__Exercise details__:
Output the data exactly, with every line intact.

Figure dataset records
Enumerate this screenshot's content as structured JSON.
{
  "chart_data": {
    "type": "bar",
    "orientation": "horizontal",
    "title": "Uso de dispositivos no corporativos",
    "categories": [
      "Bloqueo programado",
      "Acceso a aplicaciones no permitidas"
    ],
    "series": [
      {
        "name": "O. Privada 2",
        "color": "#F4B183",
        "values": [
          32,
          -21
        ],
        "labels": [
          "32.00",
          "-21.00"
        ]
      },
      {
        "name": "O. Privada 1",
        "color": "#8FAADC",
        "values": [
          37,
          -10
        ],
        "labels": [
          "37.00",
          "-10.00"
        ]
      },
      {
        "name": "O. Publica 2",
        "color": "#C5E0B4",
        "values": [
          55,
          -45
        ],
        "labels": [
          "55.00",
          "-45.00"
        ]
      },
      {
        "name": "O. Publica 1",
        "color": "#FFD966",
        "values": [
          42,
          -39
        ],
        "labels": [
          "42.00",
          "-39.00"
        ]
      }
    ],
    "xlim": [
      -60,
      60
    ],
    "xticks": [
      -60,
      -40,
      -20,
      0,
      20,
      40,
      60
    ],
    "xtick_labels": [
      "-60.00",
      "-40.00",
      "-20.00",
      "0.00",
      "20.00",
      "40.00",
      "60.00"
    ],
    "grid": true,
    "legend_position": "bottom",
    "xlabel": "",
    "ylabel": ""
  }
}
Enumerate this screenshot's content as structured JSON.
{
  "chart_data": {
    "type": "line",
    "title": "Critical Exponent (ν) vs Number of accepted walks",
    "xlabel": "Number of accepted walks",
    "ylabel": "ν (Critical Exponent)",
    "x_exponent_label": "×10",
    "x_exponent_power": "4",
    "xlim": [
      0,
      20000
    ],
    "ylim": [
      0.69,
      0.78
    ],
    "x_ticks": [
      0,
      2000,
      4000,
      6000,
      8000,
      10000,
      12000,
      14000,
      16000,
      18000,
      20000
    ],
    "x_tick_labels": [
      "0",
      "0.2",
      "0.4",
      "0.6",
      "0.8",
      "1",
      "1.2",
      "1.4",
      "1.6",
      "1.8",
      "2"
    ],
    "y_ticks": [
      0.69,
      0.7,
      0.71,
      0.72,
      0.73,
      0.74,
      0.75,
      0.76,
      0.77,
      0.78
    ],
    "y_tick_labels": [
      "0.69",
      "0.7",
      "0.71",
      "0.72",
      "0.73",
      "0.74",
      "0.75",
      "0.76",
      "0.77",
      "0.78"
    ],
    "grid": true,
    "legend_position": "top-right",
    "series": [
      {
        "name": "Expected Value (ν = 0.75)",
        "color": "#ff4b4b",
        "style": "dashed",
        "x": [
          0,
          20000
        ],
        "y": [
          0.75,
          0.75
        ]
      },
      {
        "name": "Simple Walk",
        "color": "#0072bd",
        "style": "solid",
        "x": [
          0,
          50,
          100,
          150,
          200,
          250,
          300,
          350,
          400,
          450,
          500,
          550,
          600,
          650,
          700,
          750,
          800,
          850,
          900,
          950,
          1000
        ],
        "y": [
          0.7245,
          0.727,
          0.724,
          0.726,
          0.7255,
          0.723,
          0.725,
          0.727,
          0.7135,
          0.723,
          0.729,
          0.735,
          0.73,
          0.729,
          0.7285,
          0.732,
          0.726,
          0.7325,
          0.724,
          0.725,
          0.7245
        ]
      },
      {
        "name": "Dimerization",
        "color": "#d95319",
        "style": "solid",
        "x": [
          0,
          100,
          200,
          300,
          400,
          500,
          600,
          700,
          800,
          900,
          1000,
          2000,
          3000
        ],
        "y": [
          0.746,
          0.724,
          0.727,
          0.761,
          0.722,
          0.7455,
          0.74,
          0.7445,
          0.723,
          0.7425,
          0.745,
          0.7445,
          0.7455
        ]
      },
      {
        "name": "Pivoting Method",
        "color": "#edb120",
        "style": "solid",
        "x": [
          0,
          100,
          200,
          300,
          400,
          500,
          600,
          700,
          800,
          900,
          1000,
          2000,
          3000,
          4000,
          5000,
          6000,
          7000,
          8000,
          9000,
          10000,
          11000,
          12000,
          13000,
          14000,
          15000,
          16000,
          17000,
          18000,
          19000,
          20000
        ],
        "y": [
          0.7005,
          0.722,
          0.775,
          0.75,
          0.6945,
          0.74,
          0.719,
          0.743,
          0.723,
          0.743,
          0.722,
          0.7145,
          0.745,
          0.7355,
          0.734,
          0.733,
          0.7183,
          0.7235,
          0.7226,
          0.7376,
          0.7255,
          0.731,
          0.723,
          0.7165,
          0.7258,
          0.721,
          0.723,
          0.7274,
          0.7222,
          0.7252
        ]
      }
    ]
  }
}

__Final answer__:
Enumerate this screenshot's content as structured JSON.
{
  "chart_data": {
    "type": "bar",
    "orientation": "horizontal",
    "title": "Uso de dispositivos no corporativos",
    "categories": [
      "Bloqueo programado",
      "Acceso a aplicaciones no permitidas"
    ],
    "series": [
      {
        "name": "O. Privada 2",
        "color": "#F4B183",
        "values": [
          32,
          -21
        ],
        "labels": [
          "32.00",
          "-21.00"
        ]
      },
      {
        "name": "O. Privada 1",
        "color": "#8FAADC",
        "values": [
          37,
          -10
        ],
        "labels": [
          "37.00",
          "-10.00"
        ]
      },
      {
        "name": "O. Publica 2",
        "color": "#C5E0B4",
        "values": [
          55,
          -45
        ],
        "labels": [
          "55.00",
          "-45.00"
        ]
      },
      {
        "name": "O. Publica 1",
        "color": "#FFD966",
        "values": [
          42,
          -39
        ],
        "labels": [
          "42.00",
          "-39.00"
        ]
      }
    ],
    "xlim": [
      -60,
      60
    ],
    "xticks": [
      -60,
      -40,
      -20,
      0,
      20,
      40,
      60
    ],
    "xtick_labels": [
      "-60.00",
      "-40.00",
      "-20.00",
      "0.00",
      "20.00",
      "40.00",
      "60.00"
    ],
    "grid": true,
    "legend_position": "bottom",
    "xlabel": "",
    "ylabel": ""
  }
}
Enumerate this screenshot's content as structured JSON.
{
  "chart_data": {
    "type": "line",
    "title": "Critical Exponent (ν) vs Number of accepted walks",
    "xlabel": "Number of accepted walks",
    "ylabel": "ν (Critical Exponent)",
    "x_exponent_label": "×10",
    "x_exponent_power": "4",
    "xlim": [
      0,
      20000
    ],
    "ylim": [
      0.69,
      0.78
    ],
    "x_ticks": [
      0,
      2000,
      4000,
      6000,
      8000,
      10000,
      12000,
      14000,
      16000,
      18000,
      20000
    ],
    "x_tick_labels": [
      "0",
      "0.2",
      "0.4",
      "0.6",
      "0.8",
      "1",
      "1.2",
      "1.4",
      "1.6",
      "1.8",
      "2"
    ],
    "y_ticks": [
      0.69,
      0.7,
      0.71,
      0.72,
      0.73,
      0.74,
      0.75,
      0.76,
      0.77,
      0.78
    ],
    "y_tick_labels": [
      "0.69",
      "0.7",
      "0.71",
      "0.72",
      "0.73",
      "0.74",
      "0.75",
      "0.76",
      "0.77",
      "0.78"
    ],
    "grid": true,
    "legend_position": "top-right",
    "series": [
      {
        "name": "Expected Value (ν = 0.75)",
        "color": "#ff4b4b",
        "style": "dashed",
        "x": [
          0,
          20000
        ],
        "y": [
          0.75,
          0.75
        ]
      },
      {
        "name": "Simple Walk",
        "color": "#0072bd",
        "style": "solid",
        "x": [
          0,
          50,
          100,
          150,
          200,
          250,
          300,
          350,
          400,
          450,
          500,
          550,
          600,
          650,
          700,
          750,
          800,
          850,
          900,
          950,
          1000
        ],
        "y": [
          0.7245,
          0.727,
          0.724,
          0.726,
          0.7255,
          0.723,
          0.725,
          0.727,
          0.7135,
          0.723,
          0.729,
          0.735,
          0.73,
          0.729,
          0.7285,
          0.732,
          0.726,
          0.7325,
          0.724,
          0.725,
          0.7245
        ]
      },
      {
        "name": "Dimerization",
        "color": "#d95319",
        "style": "solid",
        "x": [
          0,
          100,
          200,
          300,
          400,
          500,
          600,
          700,
          800,
          900,
          1000,
          2000,
          3000
        ],
        "y": [
          0.746,
          0.724,
          0.727,
          0.761,
          0.722,
          0.7455,
          0.74,
          0.7445,
          0.723,
          0.7425,
          0.745,
          0.7445,
          0.7455
        ]
      },
      {
        "name": "Pivoting Method",
        "color": "#edb120",
        "style": "solid",
        "x": [
          0,
          100,
          200,
          300,
          400,
          500,
          600,
          700,
          800,
          900,
          1000,
          2000,
          3000,
          4000,
          5000,
          6000,
          7000,
          8000,
          9000,
          10000,
          11000,
          12000,
          13000,
          14000,
          15000,
          16000,
          17000,
          18000,
          19000,
          20000
        ],
        "y": [
          0.7005,
          0.722,
          0.775,
          0.75,
          0.6945,
          0.74,
          0.719,
          0.743,
          0.723,
          0.743,
          0.722,
          0.7145,
          0.745,
          0.7355,
          0.734,
          0.733,
          0.7183,
          0.7235,
          0.7226,
          0.7376,
          0.7255,
          0.731,
          0.723,
          0.7165,
          0.7258,
          0.721,
          0.723,
          0.7274,
          0.7222,
          0.7252
        ]
      }
    ]
  }
}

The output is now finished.